Text passage: Begin
Am I a Food Vampire? When Cravings Bite

Ronald McDonald VampireI’m sitting in the drive-thru of McDonalds.  Again.  Doesn’t matter how long I’ve been on this journey – or how many pounds I’ve lost – I will come here.  Like Mr. Smith in The Matrix drones, “It is inevitable.”  Sooner or later, I will crane my neck out my car window, loud-talk at a weatherized screen, negotiate with the tinny voice scratching through tiny dots in the metal speaker panel, and order up the fattiest, saltiest hit my money can buy.  I will suck down the Diet Coke.  I will snarf the fries.  I will scratch for the last fraggler (urban slang for that last fry at the bottom of the bag).  After I’ve quieted my craving, I’ll sit plump in my seat.  I am a food vampire, way too full and still not satisfied.  In that moment, I feel disconnected from my body, cut at the gut like a woman sawed in half at a magic show.

As I described in my post Frenemies, I’m familiar with the lowball surrender that cravings tend to create.  When cravings spike, with their smells, flavors, and images looping in my head, they trigger an almost reptilian desire.  I rethink The Fix over and over, between answering e-mails, after meetings, sitting in traffic, and washing dishes.  Cravings rarely go away.  Instead, they squat in my thoughts and poke at my taste buds.

There are many schools of thought on how to handle cravings.  Most focus on food as the enemy.  They seem designed to fight the feeling of harassment and looming attack that cravings threaten.  These tactics aim at avoiding cravings at all costs by outsmarting the hunger.  In truth, I suck at Ninja-style warfare on food.  Worse yet, when I’ve tried that, and I still end up at McDonald’s, then I sink into tired apathy, like an aged hippie with worn down dreds.

Here’s a new thought:  what if cravings don’t go away because they’re not supposed to?  Perhaps there’s more to cravings than I think.  There’s only one way to find out:  stop resisting and start snarfing.  Yes, you read that right.  I just advocated overeating.  Why?  The first step in discovering what’s inside my craving is to stop resisting it.  If I embrace my hanker and eat through my cravings, through my mind talk, then I might get past it.  I could begin to hear new things.  I could listen for what my body is trying to tell me.  Could cravings become a portal to a parallel universe where I possess greater understanding of my body and myself?  I wanted to find out.

Before testing my theory, I researched some legit reasons for food urges.  Just Google “What are food cravings?” and scroll through the links.  Three of the most common answers describe cravings as:

  • Psychological:  the food equivalent of quicksand, waiting for me to slip off an emotional edge
  • Biological:  food flags waved at the first detection of deficiency
  • Cyclical:  time keepers of hormone cycles, triggered by lunar, seasonal, or age-related changes

Now I had a mini-checklist of triggers.  When my next craving hit, I would reach for that food right away, skipping all the arguments of “to eat or not to eat.”  Then, I would check-in with what could have sparked the obsession.  After several go-rounds with my theory, here’s the pattern of questioning I have distilled…

1. Was this craving emotional or biological?
Text passage: End
Exercise data: Begin
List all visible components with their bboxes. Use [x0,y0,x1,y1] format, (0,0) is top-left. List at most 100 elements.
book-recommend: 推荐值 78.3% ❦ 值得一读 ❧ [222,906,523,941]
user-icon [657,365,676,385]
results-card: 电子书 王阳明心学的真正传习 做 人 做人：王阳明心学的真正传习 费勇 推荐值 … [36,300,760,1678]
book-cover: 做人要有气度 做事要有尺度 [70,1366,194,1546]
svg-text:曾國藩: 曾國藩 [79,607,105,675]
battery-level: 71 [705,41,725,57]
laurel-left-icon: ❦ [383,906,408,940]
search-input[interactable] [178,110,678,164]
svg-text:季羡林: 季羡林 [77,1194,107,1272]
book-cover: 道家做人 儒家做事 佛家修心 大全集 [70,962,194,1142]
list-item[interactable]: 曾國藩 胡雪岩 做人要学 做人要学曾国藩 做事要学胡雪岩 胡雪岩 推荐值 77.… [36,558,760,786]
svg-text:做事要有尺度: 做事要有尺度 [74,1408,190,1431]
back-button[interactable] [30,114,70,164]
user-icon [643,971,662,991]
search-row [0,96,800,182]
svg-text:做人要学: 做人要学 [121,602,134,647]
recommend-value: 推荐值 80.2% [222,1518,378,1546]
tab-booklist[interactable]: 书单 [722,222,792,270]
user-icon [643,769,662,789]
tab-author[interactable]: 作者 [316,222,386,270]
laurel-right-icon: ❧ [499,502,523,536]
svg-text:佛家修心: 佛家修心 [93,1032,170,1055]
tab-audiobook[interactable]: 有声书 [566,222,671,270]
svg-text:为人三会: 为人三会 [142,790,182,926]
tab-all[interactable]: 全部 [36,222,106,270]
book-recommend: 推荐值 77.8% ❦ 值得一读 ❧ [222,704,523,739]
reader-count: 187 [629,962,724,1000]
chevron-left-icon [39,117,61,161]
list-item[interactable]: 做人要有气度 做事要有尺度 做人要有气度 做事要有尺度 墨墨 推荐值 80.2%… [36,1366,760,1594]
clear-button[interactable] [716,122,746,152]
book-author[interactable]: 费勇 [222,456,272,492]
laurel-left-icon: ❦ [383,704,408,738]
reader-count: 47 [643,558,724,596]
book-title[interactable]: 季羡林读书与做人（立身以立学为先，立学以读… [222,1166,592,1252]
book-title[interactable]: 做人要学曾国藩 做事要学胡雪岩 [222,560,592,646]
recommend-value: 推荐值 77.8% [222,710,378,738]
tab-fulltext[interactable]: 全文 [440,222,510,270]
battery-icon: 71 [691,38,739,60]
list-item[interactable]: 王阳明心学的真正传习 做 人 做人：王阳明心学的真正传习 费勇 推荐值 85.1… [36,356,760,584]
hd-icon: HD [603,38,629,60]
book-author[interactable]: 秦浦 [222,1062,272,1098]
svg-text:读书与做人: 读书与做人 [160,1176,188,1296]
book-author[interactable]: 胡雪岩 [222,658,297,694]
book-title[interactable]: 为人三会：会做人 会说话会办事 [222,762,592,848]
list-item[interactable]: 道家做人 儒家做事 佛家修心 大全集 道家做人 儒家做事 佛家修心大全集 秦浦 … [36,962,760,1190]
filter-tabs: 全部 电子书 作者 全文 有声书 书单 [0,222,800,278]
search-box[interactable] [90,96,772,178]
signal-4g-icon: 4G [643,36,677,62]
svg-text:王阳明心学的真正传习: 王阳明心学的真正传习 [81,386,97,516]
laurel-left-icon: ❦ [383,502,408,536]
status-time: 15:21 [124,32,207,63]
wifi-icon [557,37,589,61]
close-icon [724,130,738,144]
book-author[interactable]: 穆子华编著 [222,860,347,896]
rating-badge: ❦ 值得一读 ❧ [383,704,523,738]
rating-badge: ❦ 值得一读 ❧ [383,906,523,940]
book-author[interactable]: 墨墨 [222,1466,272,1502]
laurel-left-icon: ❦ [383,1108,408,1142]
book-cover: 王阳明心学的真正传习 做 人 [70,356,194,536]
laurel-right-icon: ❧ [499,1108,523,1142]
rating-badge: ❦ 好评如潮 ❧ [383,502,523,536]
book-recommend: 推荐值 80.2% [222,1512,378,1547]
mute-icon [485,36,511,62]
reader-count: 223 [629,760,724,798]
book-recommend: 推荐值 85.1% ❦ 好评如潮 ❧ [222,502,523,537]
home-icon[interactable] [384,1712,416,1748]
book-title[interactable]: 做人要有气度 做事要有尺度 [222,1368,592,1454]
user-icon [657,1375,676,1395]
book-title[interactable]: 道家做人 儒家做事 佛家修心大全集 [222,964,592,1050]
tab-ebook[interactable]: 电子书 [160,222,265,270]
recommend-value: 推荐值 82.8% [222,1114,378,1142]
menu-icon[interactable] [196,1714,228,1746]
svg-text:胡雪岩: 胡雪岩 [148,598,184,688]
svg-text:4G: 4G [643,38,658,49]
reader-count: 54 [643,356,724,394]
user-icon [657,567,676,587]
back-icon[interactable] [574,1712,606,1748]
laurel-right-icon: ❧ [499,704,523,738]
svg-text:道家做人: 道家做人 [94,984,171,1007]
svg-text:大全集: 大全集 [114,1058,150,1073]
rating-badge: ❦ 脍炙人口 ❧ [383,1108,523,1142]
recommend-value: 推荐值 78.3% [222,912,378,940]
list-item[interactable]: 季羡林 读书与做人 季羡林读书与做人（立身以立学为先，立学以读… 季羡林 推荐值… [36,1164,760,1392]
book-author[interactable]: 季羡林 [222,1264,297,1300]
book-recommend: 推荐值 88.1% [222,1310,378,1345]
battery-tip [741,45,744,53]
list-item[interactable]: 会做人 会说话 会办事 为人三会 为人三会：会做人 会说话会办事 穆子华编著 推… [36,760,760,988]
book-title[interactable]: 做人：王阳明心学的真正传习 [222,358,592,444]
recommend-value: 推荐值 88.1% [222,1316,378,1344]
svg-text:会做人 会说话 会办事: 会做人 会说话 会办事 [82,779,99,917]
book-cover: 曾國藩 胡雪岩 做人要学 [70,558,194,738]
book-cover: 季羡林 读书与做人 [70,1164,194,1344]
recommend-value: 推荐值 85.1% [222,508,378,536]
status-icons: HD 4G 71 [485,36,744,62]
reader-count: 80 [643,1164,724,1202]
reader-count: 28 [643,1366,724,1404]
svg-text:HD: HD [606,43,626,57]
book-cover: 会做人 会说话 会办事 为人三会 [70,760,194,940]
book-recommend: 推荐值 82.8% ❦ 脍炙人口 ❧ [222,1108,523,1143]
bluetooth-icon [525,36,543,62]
Exercise data: End
Aim of the task: Extend the blog post about food cravings, starting right after its last line. The data above is not needed.

Solved problem:
When talking about cravings, it’s first important to differentiate between biological food cravings and emotional food cravings.  I’ve had those moments, post-craving, when I’ve just eaten everything in the house and am still not satisfied.  That confused, unknown spot is what registered dietitian Debra Waterhouse demystifies In her book, Why Women Need Chocolate.  She explains, “The major difference is that biological cravings are based on your body’s needs, and emotional cravings are based on your heart’s needs.”  I used her guidelines for the following check-ins:

  • Is my stomach mawing or brain going flatline?
    • Yes=biological
    • No=emotional
  • Is it a craving or an emotion that’s intensifying?
    • Cravings=biological
    • Emotion=emotional
  • Can any non-food satisfy my craving?
    • Yes=emotional
    • Maybe, not sure=could be biological.  Go to question #2.

2. Could I be deficient in anything?

I first examine my sleep.  Was it a rough night?

  • Yes:  A nap is my primary craving.  In fact, digesting a two-cheeseburger meal with large fries and a Diet Coke is a sure way to make me nod off.  Hmmm.  Maybe my body knows that and is trying to get me to take a snooze.
  • No:  Could I need a different nutrient?  According to Journal, the five top food cravings are chocolate, salt, refined carbs, caffeine, and fat.  Could these nutrient imposters be pointing me towards a deeper need?
    • Yes:  Most likely, I’ve left off eating something good for me.  For example, after one craving, I realized I hadn’t gotten my Omega-3’s in like usual.  Maybe my body actually wants those Omegas.  Allie LeFevere, a Holistic Nutrition Practitioner who blogs at allielefevere.com, offers a helpful list linking specific cravings with possible nutrient deficiencies (see Explore It More below).
    • Maybe, but not sure:  Try on question #3

3. Am I in the Middle of a Cycle?

Is the moon waxing or waning?  If you’re like my husband, then the new moon may have you rummaging for calories in the middle of the night when you cannot sleep.  For me, seasonal changes trigger cravings, particularly when the barometer drops, temperature fluctuates, or sunlight patterns change.  Are the seasons changing?

  • Yes:  As January in Montana sinks us into our darkest, deep-freeze days, I crave chocolate just as dark.  Thank you bod, for trying to coax me through winter.
  • No seasonal flux?  Could there be a larger cycle at play?  For example, I just turned 40.  Is peri-menopause swaying my diet with refined carbs or salt?  Note to do more research.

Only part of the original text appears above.